> _Work instructions_: Reproduce each of the following lines without changing a single character.
============================================================
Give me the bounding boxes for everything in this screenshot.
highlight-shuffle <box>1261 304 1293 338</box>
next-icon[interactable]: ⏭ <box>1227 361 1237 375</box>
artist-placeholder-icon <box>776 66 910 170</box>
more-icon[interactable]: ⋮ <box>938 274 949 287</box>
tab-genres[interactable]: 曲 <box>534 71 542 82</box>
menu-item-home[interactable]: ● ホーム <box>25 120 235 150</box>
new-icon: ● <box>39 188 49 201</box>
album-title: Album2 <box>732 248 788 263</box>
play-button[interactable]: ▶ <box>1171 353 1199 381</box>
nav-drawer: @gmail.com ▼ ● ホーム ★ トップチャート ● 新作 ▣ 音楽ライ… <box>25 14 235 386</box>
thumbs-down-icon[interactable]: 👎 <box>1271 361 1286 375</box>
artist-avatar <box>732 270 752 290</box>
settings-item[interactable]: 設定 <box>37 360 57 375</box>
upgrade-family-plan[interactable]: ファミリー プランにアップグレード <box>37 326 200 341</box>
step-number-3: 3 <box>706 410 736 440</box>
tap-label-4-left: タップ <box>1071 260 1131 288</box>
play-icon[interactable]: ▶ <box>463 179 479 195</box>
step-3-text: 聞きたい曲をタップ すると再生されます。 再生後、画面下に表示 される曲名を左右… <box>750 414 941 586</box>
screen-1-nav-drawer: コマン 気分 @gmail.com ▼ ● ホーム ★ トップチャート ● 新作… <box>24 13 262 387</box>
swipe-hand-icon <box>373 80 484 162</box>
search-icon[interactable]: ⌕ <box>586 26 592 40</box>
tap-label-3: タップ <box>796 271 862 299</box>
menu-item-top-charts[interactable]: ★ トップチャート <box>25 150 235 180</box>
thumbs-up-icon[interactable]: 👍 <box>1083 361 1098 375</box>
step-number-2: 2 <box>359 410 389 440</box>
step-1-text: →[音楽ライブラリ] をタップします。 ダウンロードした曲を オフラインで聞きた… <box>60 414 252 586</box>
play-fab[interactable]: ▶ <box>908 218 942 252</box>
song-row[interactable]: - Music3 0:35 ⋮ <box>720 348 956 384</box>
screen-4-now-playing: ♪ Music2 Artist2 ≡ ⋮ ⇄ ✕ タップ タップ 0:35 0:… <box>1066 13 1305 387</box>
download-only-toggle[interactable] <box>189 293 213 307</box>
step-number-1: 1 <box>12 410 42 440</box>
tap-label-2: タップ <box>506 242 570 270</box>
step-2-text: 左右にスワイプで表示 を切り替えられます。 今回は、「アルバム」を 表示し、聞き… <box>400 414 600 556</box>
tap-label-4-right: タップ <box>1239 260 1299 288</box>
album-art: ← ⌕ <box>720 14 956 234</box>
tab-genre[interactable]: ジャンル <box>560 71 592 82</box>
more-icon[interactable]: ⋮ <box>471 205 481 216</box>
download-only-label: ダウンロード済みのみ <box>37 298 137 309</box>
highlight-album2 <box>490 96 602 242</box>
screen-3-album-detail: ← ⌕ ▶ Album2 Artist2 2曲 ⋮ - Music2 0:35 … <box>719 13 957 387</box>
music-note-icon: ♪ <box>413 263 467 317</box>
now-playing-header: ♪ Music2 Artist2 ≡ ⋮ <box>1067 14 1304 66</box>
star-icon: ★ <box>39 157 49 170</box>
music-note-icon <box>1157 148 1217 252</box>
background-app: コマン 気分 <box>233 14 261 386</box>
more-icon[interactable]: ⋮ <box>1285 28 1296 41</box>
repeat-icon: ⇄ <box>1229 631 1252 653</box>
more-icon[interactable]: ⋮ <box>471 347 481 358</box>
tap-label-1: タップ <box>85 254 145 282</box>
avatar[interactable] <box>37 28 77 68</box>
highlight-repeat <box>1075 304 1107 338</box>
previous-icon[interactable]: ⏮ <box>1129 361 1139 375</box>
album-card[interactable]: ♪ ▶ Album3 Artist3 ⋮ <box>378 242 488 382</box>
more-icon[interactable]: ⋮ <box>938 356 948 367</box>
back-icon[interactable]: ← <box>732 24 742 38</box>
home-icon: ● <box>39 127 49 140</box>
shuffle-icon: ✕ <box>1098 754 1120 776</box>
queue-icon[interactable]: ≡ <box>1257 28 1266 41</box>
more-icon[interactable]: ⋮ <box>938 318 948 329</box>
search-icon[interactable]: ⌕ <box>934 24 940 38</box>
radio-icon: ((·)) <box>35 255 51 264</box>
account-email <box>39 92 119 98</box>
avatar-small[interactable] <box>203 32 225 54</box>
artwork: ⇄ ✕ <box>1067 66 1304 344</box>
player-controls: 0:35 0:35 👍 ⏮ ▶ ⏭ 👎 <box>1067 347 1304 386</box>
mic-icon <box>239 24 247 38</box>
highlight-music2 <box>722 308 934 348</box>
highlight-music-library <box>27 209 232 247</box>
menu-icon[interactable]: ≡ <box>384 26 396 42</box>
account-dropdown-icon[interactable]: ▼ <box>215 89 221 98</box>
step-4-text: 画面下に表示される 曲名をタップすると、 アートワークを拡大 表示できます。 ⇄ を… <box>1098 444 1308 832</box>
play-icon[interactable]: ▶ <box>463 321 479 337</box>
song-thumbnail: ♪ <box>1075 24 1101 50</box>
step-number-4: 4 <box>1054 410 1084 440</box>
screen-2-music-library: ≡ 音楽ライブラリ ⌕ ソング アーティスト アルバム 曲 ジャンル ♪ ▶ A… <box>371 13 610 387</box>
============================================================
> _Exercise output_:
Give me the bounding boxes for everything in this screenshot.
highlight-shuffle <box>1261 304 1293 338</box>
next-icon[interactable]: ⏭ <box>1227 361 1237 375</box>
artist-placeholder-icon <box>776 66 910 170</box>
more-icon[interactable]: ⋮ <box>938 274 949 287</box>
tab-genres[interactable]: 曲 <box>534 71 542 82</box>
menu-item-home[interactable]: ● ホーム <box>25 120 235 150</box>
new-icon: ● <box>39 188 49 201</box>
album-title: Album2 <box>732 248 788 263</box>
play-button[interactable]: ▶ <box>1171 353 1199 381</box>
nav-drawer: @gmail.com ▼ ● ホーム ★ トップチャート ● 新作 ▣ 音楽ライ… <box>25 14 235 386</box>
thumbs-down-icon[interactable]: 👎 <box>1271 361 1286 375</box>
artist-avatar <box>732 270 752 290</box>
settings-item[interactable]: 設定 <box>37 360 57 375</box>
upgrade-family-plan[interactable]: ファミリー プランにアップグレード <box>37 326 200 341</box>
step-number-3: 3 <box>706 410 736 440</box>
tap-label-4-left: タップ <box>1071 260 1131 288</box>
play-icon[interactable]: ▶ <box>463 179 479 195</box>
step-3-text: 聞きたい曲をタップ すると再生されます。 再生後、画面下に表示 される曲名を左右… <box>750 414 941 586</box>
screen-1-nav-drawer: コマン 気分 @gmail.com ▼ ● ホーム ★ トップチャート ● 新作… <box>24 13 262 387</box>
swipe-hand-icon <box>373 80 484 162</box>
search-icon[interactable]: ⌕ <box>586 26 592 40</box>
tap-label-3: タップ <box>796 271 862 299</box>
menu-item-top-charts[interactable]: ★ トップチャート <box>25 150 235 180</box>
thumbs-up-icon[interactable]: 👍 <box>1083 361 1098 375</box>
step-number-2: 2 <box>359 410 389 440</box>
step-1-text: →[音楽ライブラリ] をタップします。 ダウンロードした曲を オフラインで聞きた… <box>60 414 252 586</box>
play-fab[interactable]: ▶ <box>908 218 942 252</box>
song-row[interactable]: - Music3 0:35 ⋮ <box>720 348 956 384</box>
screen-4-now-playing: ♪ Music2 Artist2 ≡ ⋮ ⇄ ✕ タップ タップ 0:35 0:… <box>1066 13 1305 387</box>
download-only-toggle[interactable] <box>189 293 213 307</box>
step-number-1: 1 <box>12 410 42 440</box>
tap-label-2: タップ <box>506 242 570 270</box>
step-2-text: 左右にスワイプで表示 を切り替えられます。 今回は、「アルバム」を 表示し、聞き… <box>400 414 600 556</box>
tap-label-4-right: タップ <box>1239 260 1299 288</box>
album-art: ← ⌕ <box>720 14 956 234</box>
tab-genre[interactable]: ジャンル <box>560 71 592 82</box>
more-icon[interactable]: ⋮ <box>471 205 481 216</box>
download-only-label: ダウンロード済みのみ <box>37 298 137 309</box>
highlight-album2 <box>490 96 602 242</box>
screen-3-album-detail: ← ⌕ ▶ Album2 Artist2 2曲 ⋮ - Music2 0:35 … <box>719 13 957 387</box>
music-note-icon: ♪ <box>413 263 467 317</box>
now-playing-header: ♪ Music2 Artist2 ≡ ⋮ <box>1067 14 1304 66</box>
star-icon: ★ <box>39 157 49 170</box>
music-note-icon <box>1157 148 1217 252</box>
background-app: コマン 気分 <box>233 14 261 386</box>
more-icon[interactable]: ⋮ <box>1285 28 1296 41</box>
repeat-icon: ⇄ <box>1229 631 1252 653</box>
more-icon[interactable]: ⋮ <box>471 347 481 358</box>
tap-label-1: タップ <box>85 254 145 282</box>
avatar[interactable] <box>37 28 77 68</box>
highlight-repeat <box>1075 304 1107 338</box>
previous-icon[interactable]: ⏮ <box>1129 361 1139 375</box>
album-card[interactable]: ♪ ▶ Album3 Artist3 ⋮ <box>378 242 488 382</box>
more-icon[interactable]: ⋮ <box>938 356 948 367</box>
back-icon[interactable]: ← <box>732 24 742 38</box>
home-icon: ● <box>39 127 49 140</box>
shuffle-icon: ✕ <box>1098 754 1120 776</box>
queue-icon[interactable]: ≡ <box>1257 28 1266 41</box>
more-icon[interactable]: ⋮ <box>938 318 948 329</box>
search-icon[interactable]: ⌕ <box>934 24 940 38</box>
radio-icon: ((·)) <box>35 255 51 264</box>
account-email <box>39 92 119 98</box>
avatar-small[interactable] <box>203 32 225 54</box>
artwork: ⇄ ✕ <box>1067 66 1304 344</box>
player-controls: 0:35 0:35 👍 ⏮ ▶ ⏭ 👎 <box>1067 347 1304 386</box>
mic-icon <box>239 24 247 38</box>
highlight-music2 <box>722 308 934 348</box>
highlight-music-library <box>27 209 232 247</box>
menu-icon[interactable]: ≡ <box>384 26 396 42</box>
account-dropdown-icon[interactable]: ▼ <box>215 89 221 98</box>
step-4-text: 画面下に表示される 曲名をタップすると、 アートワークを拡大 表示できます。 ⇄ を… <box>1098 444 1308 832</box>
play-icon[interactable]: ▶ <box>463 321 479 337</box>
song-thumbnail: ♪ <box>1075 24 1101 50</box>
step-number-4: 4 <box>1054 410 1084 440</box>
screen-2-music-library: ≡ 音楽ライブラリ ⌕ ソング アーティスト アルバム 曲 ジャンル ♪ ▶ A… <box>371 13 610 387</box>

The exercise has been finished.